■ Directions for this task ■
Return the entries below in their exact form, leaving the pictures out.

Saved data entries
*****
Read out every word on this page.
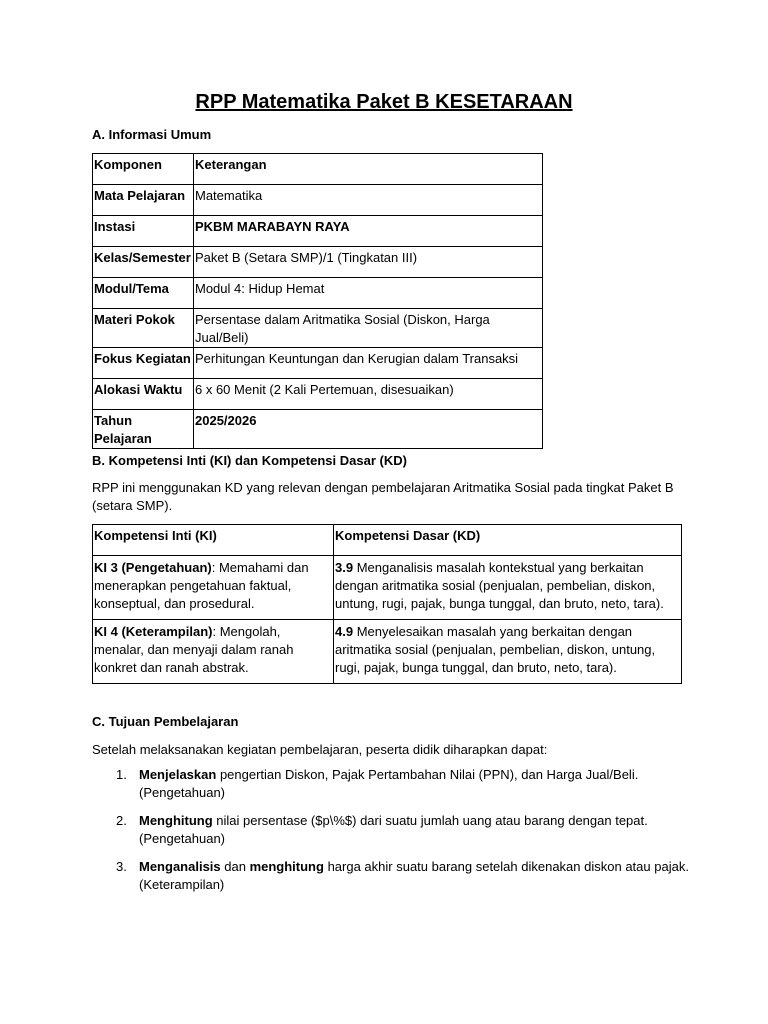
RPP Matematika Paket B KESETARAAN
A. Informasi Umum
Komponen	Keterangan
Mata Pelajaran	Matematika
Instasi	PKBM MARABAYN RAYA
Kelas/Semester	Paket B (Setara SMP)/1 (Tingkatan III)
Modul/Tema	Modul 4: Hidup Hemat
Materi Pokok	Persentase dalam Aritmatika Sosial (Diskon, Harga Jual/Beli)
Fokus Kegiatan	Perhitungan Keuntungan dan Kerugian dalam Transaksi
Alokasi Waktu	6 x 60 Menit (2 Kali Pertemuan, disesuaikan)
Tahun Pelajaran	2025/2026
B. Kompetensi Inti (KI) dan Kompetensi Dasar (KD)
RPP ini menggunakan KD yang relevan dengan pembelajaran Aritmatika Sosial pada tingkat Paket B (setara SMP).
Kompetensi Inti (KI)	Kompetensi Dasar (KD)
KI 3 (Pengetahuan): Memahami dan menerapkan pengetahuan faktual, konseptual, dan prosedural.	3.9 Menganalisis masalah kontekstual yang berkaitan dengan aritmatika sosial (penjualan, pembelian, diskon, untung, rugi, pajak, bunga tunggal, dan bruto, neto, tara).
KI 4 (Keterampilan): Mengolah, menalar, dan menyaji dalam ranah konkret dan ranah abstrak.	4.9 Menyelesaikan masalah yang berkaitan dengan aritmatika sosial (penjualan, pembelian, diskon, untung, rugi, pajak, bunga tunggal, dan bruto, neto, tara).
C. Tujuan Pembelajaran
Setelah melaksanakan kegiatan pembelajaran, peserta didik diharapkan dapat:
1. Menjelaskan pengertian Diskon, Pajak Pertambahan Nilai (PPN), dan Harga Jual/Beli. (Pengetahuan)
2. Menghitung nilai persentase ($p\%$) dari suatu jumlah uang atau barang dengan tepat. (Pengetahuan)
3. Menganalisis dan menghitung harga akhir suatu barang setelah dikenakan diskon atau pajak. (Keterampilan)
*****
■ The reply ■
Read out every word on this page.
RPP Matematika Paket B KESETARAAN
A. Informasi Umum
Komponen	Keterangan
Mata Pelajaran	Matematika
Instasi	PKBM MARABAYN RAYA
Kelas/Semester	Paket B (Setara SMP)/1 (Tingkatan III)
Modul/Tema	Modul 4: Hidup Hemat
Materi Pokok	Persentase dalam Aritmatika Sosial (Diskon, Harga Jual/Beli)
Fokus Kegiatan	Perhitungan Keuntungan dan Kerugian dalam Transaksi
Alokasi Waktu	6 x 60 Menit (2 Kali Pertemuan, disesuaikan)
Tahun Pelajaran	2025/2026
B. Kompetensi Inti (KI) dan Kompetensi Dasar (KD)
RPP ini menggunakan KD yang relevan dengan pembelajaran Aritmatika Sosial pada tingkat Paket B (setara SMP).
Kompetensi Inti (KI)	Kompetensi Dasar (KD)
KI 3 (Pengetahuan): Memahami dan menerapkan pengetahuan faktual, konseptual, dan prosedural.	3.9 Menganalisis masalah kontekstual yang berkaitan dengan aritmatika sosial (penjualan, pembelian, diskon, untung, rugi, pajak, bunga tunggal, dan bruto, neto, tara).
KI 4 (Keterampilan): Mengolah, menalar, dan menyaji dalam ranah konkret dan ranah abstrak.	4.9 Menyelesaikan masalah yang berkaitan dengan aritmatika sosial (penjualan, pembelian, diskon, untung, rugi, pajak, bunga tunggal, dan bruto, neto, tara).
C. Tujuan Pembelajaran
Setelah melaksanakan kegiatan pembelajaran, peserta didik diharapkan dapat:
1. Menjelaskan pengertian Diskon, Pajak Pertambahan Nilai (PPN), dan Harga Jual/Beli. (Pengetahuan)
2. Menghitung nilai persentase ($p\%$) dari suatu jumlah uang atau barang dengan tepat. (Pengetahuan)
3. Menganalisis dan menghitung harga akhir suatu barang setelah dikenakan diskon atau pajak. (Keterampilan)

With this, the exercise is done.